Every entry that follows is to be set down exactly, with its pictures omitted.
*** Opening RECORD SET ***
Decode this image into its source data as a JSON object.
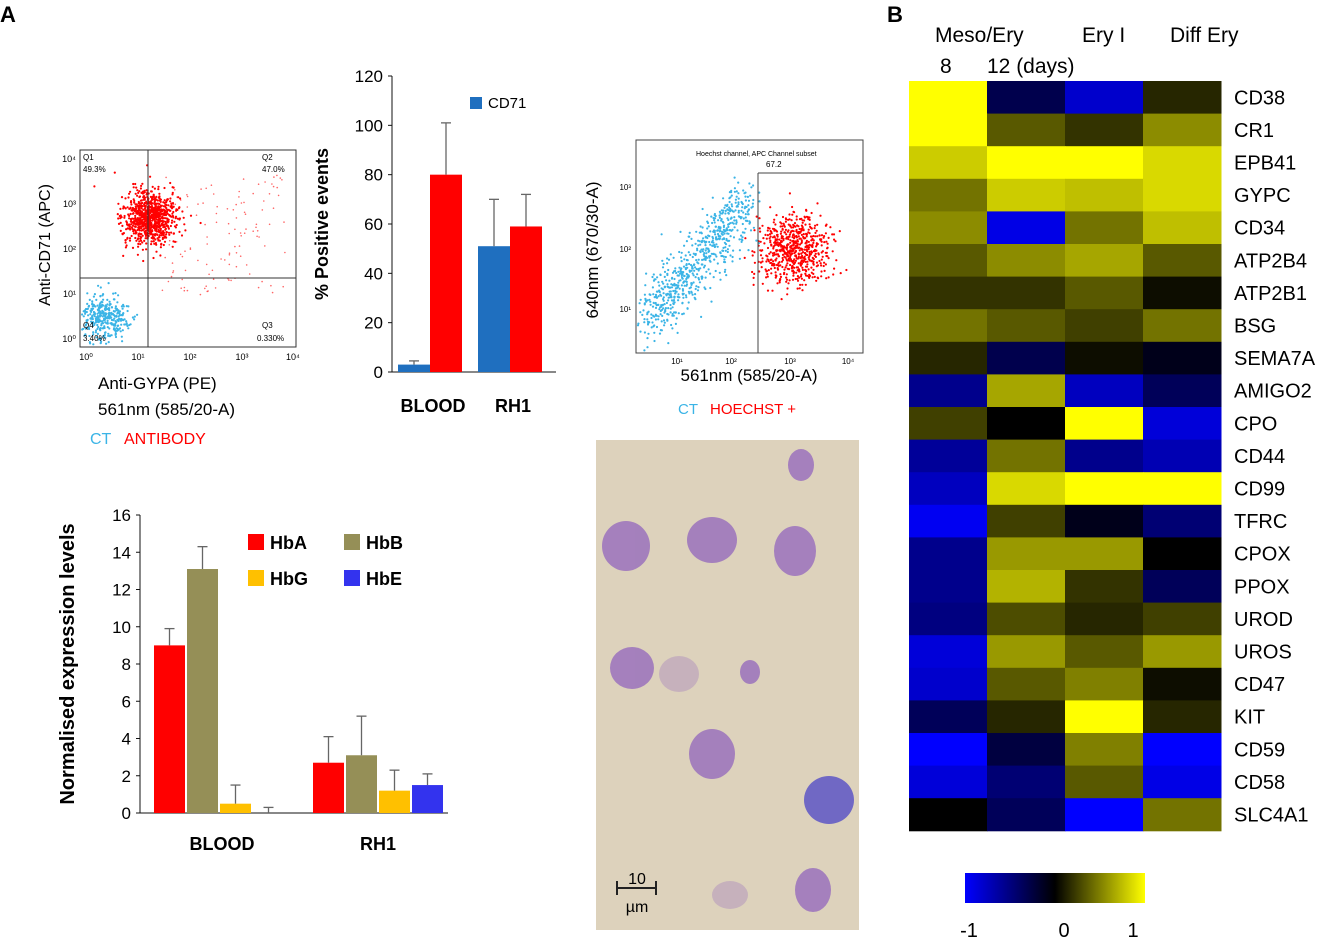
{
  "panel_labels": {
    "a": "A",
    "b": "B"
  },
  "colors": {
    "ct": "#3bb4e6",
    "red": "#ff0000",
    "blue_bar": "#1f6fbf",
    "hba": "#ff0000",
    "hbb": "#958f57",
    "hbg": "#ffc000",
    "hbe": "#3333ee",
    "stain_cell": "#9b72bd",
    "slide_bg": "#ddd2bc"
  },
  "flow1": {
    "y_label": "Anti-CD71 (APC)",
    "x_label": "Anti-GYPA (PE)",
    "x_label2": "561nm (585/20-A)",
    "quadrants": {
      "q1": "Q1",
      "q1_val": "49.3%",
      "q2": "Q2",
      "q2_val": "47.0%",
      "q3": "Q3",
      "q3_val": "0.330%",
      "q4": "Q4",
      "q4_val": "3.40%"
    },
    "ticks": [
      "10⁰",
      "10¹",
      "10²",
      "10³",
      "10⁴"
    ],
    "legend_ct": "CT",
    "legend_other": "ANTIBODY"
  },
  "flow2": {
    "y_label": "640nm (670/30-A)",
    "x_label": "561nm (585/20-A)",
    "gate_label": "Hoechst channel, APC Channel subset",
    "gate_value": "67.2",
    "yticks": [
      "10³",
      "10²",
      "10¹"
    ],
    "xticks": [
      "10¹",
      "10²",
      "10³",
      "10⁴"
    ],
    "legend_ct": "CT",
    "legend_other": "HOECHST +"
  },
  "micrograph": {
    "scale_value": "10",
    "scale_unit": "µm"
  },
  "chart_data": [
    {
      "type": "bar",
      "title": "",
      "ylabel": "% Positive events",
      "xlabel": "",
      "ylim": [
        0,
        120
      ],
      "yticks": [
        0,
        20,
        40,
        60,
        80,
        100,
        120
      ],
      "categories": [
        "BLOOD",
        "RH1"
      ],
      "legend": [
        "CD71"
      ],
      "series": [
        {
          "name": "CD71",
          "color": "#1f6fbf",
          "values": [
            3,
            51
          ],
          "errors": [
            1.5,
            19
          ]
        },
        {
          "name": "",
          "color": "#ff0000",
          "values": [
            80,
            59
          ],
          "errors": [
            21,
            13
          ]
        }
      ]
    },
    {
      "type": "bar",
      "title": "",
      "ylabel": "Normalised expression levels",
      "xlabel": "",
      "ylim": [
        0,
        16
      ],
      "yticks": [
        0,
        2,
        4,
        6,
        8,
        10,
        12,
        14,
        16
      ],
      "categories": [
        "BLOOD",
        "RH1"
      ],
      "legend": [
        "HbA",
        "HbB",
        "HbG",
        "HbE"
      ],
      "series": [
        {
          "name": "HbA",
          "color": "#ff0000",
          "values": [
            9.0,
            2.7
          ],
          "errors": [
            0.9,
            1.4
          ]
        },
        {
          "name": "HbB",
          "color": "#958f57",
          "values": [
            13.1,
            3.1
          ],
          "errors": [
            1.2,
            2.1
          ]
        },
        {
          "name": "HbG",
          "color": "#ffc000",
          "values": [
            0.5,
            1.2
          ],
          "errors": [
            1.0,
            1.1
          ]
        },
        {
          "name": "HbE",
          "color": "#3333ee",
          "values": [
            0.0,
            1.5
          ],
          "errors": [
            0.3,
            0.6
          ]
        }
      ]
    },
    {
      "type": "heatmap",
      "title": "",
      "column_header_top": [
        "Meso/Ery",
        "Ery I",
        "Diff Ery"
      ],
      "column_header_sub": [
        "8",
        "12 (days)"
      ],
      "columns": [
        "Meso/Ery 8",
        "Meso/Ery 12",
        "Ery I",
        "Diff Ery"
      ],
      "rows": [
        "CD38",
        "CR1",
        "EPB41",
        "GYPC",
        "CD34",
        "ATP2B4",
        "ATP2B1",
        "BSG",
        "SEMA7A",
        "AMIGO2",
        "CPO",
        "CD44",
        "CD99",
        "TFRC",
        "CPOX",
        "PPOX",
        "UROD",
        "UROS",
        "CD47",
        "KIT",
        "CD59",
        "CD58",
        "SLC4A1"
      ],
      "values": [
        [
          1.0,
          -0.3,
          -0.8,
          0.15
        ],
        [
          1.0,
          0.35,
          0.2,
          0.55
        ],
        [
          0.8,
          1.0,
          1.0,
          0.85
        ],
        [
          0.45,
          0.8,
          0.75,
          0.85
        ],
        [
          0.55,
          -0.9,
          0.45,
          0.75
        ],
        [
          0.35,
          0.55,
          0.65,
          0.35
        ],
        [
          0.2,
          0.2,
          0.35,
          0.05
        ],
        [
          0.45,
          0.35,
          0.25,
          0.45
        ],
        [
          0.15,
          -0.3,
          0.05,
          -0.1
        ],
        [
          -0.55,
          0.65,
          -0.75,
          -0.35
        ],
        [
          0.25,
          0.0,
          1.0,
          -0.85
        ],
        [
          -0.6,
          0.45,
          -0.55,
          -0.7
        ],
        [
          -0.75,
          0.85,
          1.0,
          1.0
        ],
        [
          -0.95,
          0.25,
          -0.1,
          -0.45
        ],
        [
          -0.55,
          0.6,
          0.6,
          0.0
        ],
        [
          -0.55,
          0.7,
          0.2,
          -0.35
        ],
        [
          -0.5,
          0.3,
          0.15,
          0.25
        ],
        [
          -0.85,
          0.6,
          0.35,
          0.6
        ],
        [
          -0.8,
          0.35,
          0.5,
          0.05
        ],
        [
          -0.35,
          0.15,
          1.0,
          0.15
        ],
        [
          -1.0,
          -0.25,
          0.5,
          -1.0
        ],
        [
          -0.85,
          -0.45,
          0.35,
          -0.9
        ],
        [
          0.0,
          -0.35,
          -1.0,
          0.45
        ]
      ],
      "colorbar": {
        "min": -1,
        "max": 1,
        "ticks": [
          "-1",
          "0",
          "1"
        ],
        "colors": [
          "#0000ff",
          "#000000",
          "#ffff00"
        ]
      }
    }
  ]
}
*** Closing RECORD SET ***
▶ _THE ANSWER_:
Decode this image into its source data as a JSON object.
{
  "panel_labels": {
    "a": "A",
    "b": "B"
  },
  "colors": {
    "ct": "#3bb4e6",
    "red": "#ff0000",
    "blue_bar": "#1f6fbf",
    "hba": "#ff0000",
    "hbb": "#958f57",
    "hbg": "#ffc000",
    "hbe": "#3333ee",
    "stain_cell": "#9b72bd",
    "slide_bg": "#ddd2bc"
  },
  "flow1": {
    "y_label": "Anti-CD71 (APC)",
    "x_label": "Anti-GYPA (PE)",
    "x_label2": "561nm (585/20-A)",
    "quadrants": {
      "q1": "Q1",
      "q1_val": "49.3%",
      "q2": "Q2",
      "q2_val": "47.0%",
      "q3": "Q3",
      "q3_val": "0.330%",
      "q4": "Q4",
      "q4_val": "3.40%"
    },
    "ticks": [
      "10⁰",
      "10¹",
      "10²",
      "10³",
      "10⁴"
    ],
    "legend_ct": "CT",
    "legend_other": "ANTIBODY"
  },
  "flow2": {
    "y_label": "640nm (670/30-A)",
    "x_label": "561nm (585/20-A)",
    "gate_label": "Hoechst channel, APC Channel subset",
    "gate_value": "67.2",
    "yticks": [
      "10³",
      "10²",
      "10¹"
    ],
    "xticks": [
      "10¹",
      "10²",
      "10³",
      "10⁴"
    ],
    "legend_ct": "CT",
    "legend_other": "HOECHST +"
  },
  "micrograph": {
    "scale_value": "10",
    "scale_unit": "µm"
  },
  "chart_data": [
    {
      "type": "bar",
      "title": "",
      "ylabel": "% Positive events",
      "xlabel": "",
      "ylim": [
        0,
        120
      ],
      "yticks": [
        0,
        20,
        40,
        60,
        80,
        100,
        120
      ],
      "categories": [
        "BLOOD",
        "RH1"
      ],
      "legend": [
        "CD71"
      ],
      "series": [
        {
          "name": "CD71",
          "color": "#1f6fbf",
          "values": [
            3,
            51
          ],
          "errors": [
            1.5,
            19
          ]
        },
        {
          "name": "",
          "color": "#ff0000",
          "values": [
            80,
            59
          ],
          "errors": [
            21,
            13
          ]
        }
      ]
    },
    {
      "type": "bar",
      "title": "",
      "ylabel": "Normalised expression levels",
      "xlabel": "",
      "ylim": [
        0,
        16
      ],
      "yticks": [
        0,
        2,
        4,
        6,
        8,
        10,
        12,
        14,
        16
      ],
      "categories": [
        "BLOOD",
        "RH1"
      ],
      "legend": [
        "HbA",
        "HbB",
        "HbG",
        "HbE"
      ],
      "series": [
        {
          "name": "HbA",
          "color": "#ff0000",
          "values": [
            9.0,
            2.7
          ],
          "errors": [
            0.9,
            1.4
          ]
        },
        {
          "name": "HbB",
          "color": "#958f57",
          "values": [
            13.1,
            3.1
          ],
          "errors": [
            1.2,
            2.1
          ]
        },
        {
          "name": "HbG",
          "color": "#ffc000",
          "values": [
            0.5,
            1.2
          ],
          "errors": [
            1.0,
            1.1
          ]
        },
        {
          "name": "HbE",
          "color": "#3333ee",
          "values": [
            0.0,
            1.5
          ],
          "errors": [
            0.3,
            0.6
          ]
        }
      ]
    },
    {
      "type": "heatmap",
      "title": "",
      "column_header_top": [
        "Meso/Ery",
        "Ery I",
        "Diff Ery"
      ],
      "column_header_sub": [
        "8",
        "12 (days)"
      ],
      "columns": [
        "Meso/Ery 8",
        "Meso/Ery 12",
        "Ery I",
        "Diff Ery"
      ],
      "rows": [
        "CD38",
        "CR1",
        "EPB41",
        "GYPC",
        "CD34",
        "ATP2B4",
        "ATP2B1",
        "BSG",
        "SEMA7A",
        "AMIGO2",
        "CPO",
        "CD44",
        "CD99",
        "TFRC",
        "CPOX",
        "PPOX",
        "UROD",
        "UROS",
        "CD47",
        "KIT",
        "CD59",
        "CD58",
        "SLC4A1"
      ],
      "values": [
        [
          1.0,
          -0.3,
          -0.8,
          0.15
        ],
        [
          1.0,
          0.35,
          0.2,
          0.55
        ],
        [
          0.8,
          1.0,
          1.0,
          0.85
        ],
        [
          0.45,
          0.8,
          0.75,
          0.85
        ],
        [
          0.55,
          -0.9,
          0.45,
          0.75
        ],
        [
          0.35,
          0.55,
          0.65,
          0.35
        ],
        [
          0.2,
          0.2,
          0.35,
          0.05
        ],
        [
          0.45,
          0.35,
          0.25,
          0.45
        ],
        [
          0.15,
          -0.3,
          0.05,
          -0.1
        ],
        [
          -0.55,
          0.65,
          -0.75,
          -0.35
        ],
        [
          0.25,
          0.0,
          1.0,
          -0.85
        ],
        [
          -0.6,
          0.45,
          -0.55,
          -0.7
        ],
        [
          -0.75,
          0.85,
          1.0,
          1.0
        ],
        [
          -0.95,
          0.25,
          -0.1,
          -0.45
        ],
        [
          -0.55,
          0.6,
          0.6,
          0.0
        ],
        [
          -0.55,
          0.7,
          0.2,
          -0.35
        ],
        [
          -0.5,
          0.3,
          0.15,
          0.25
        ],
        [
          -0.85,
          0.6,
          0.35,
          0.6
        ],
        [
          -0.8,
          0.35,
          0.5,
          0.05
        ],
        [
          -0.35,
          0.15,
          1.0,
          0.15
        ],
        [
          -1.0,
          -0.25,
          0.5,
          -1.0
        ],
        [
          -0.85,
          -0.45,
          0.35,
          -0.9
        ],
        [
          0.0,
          -0.35,
          -1.0,
          0.45
        ]
      ],
      "colorbar": {
        "min": -1,
        "max": 1,
        "ticks": [
          "-1",
          "0",
          "1"
        ],
        "colors": [
          "#0000ff",
          "#000000",
          "#ffff00"
        ]
      }
    }
  ]
}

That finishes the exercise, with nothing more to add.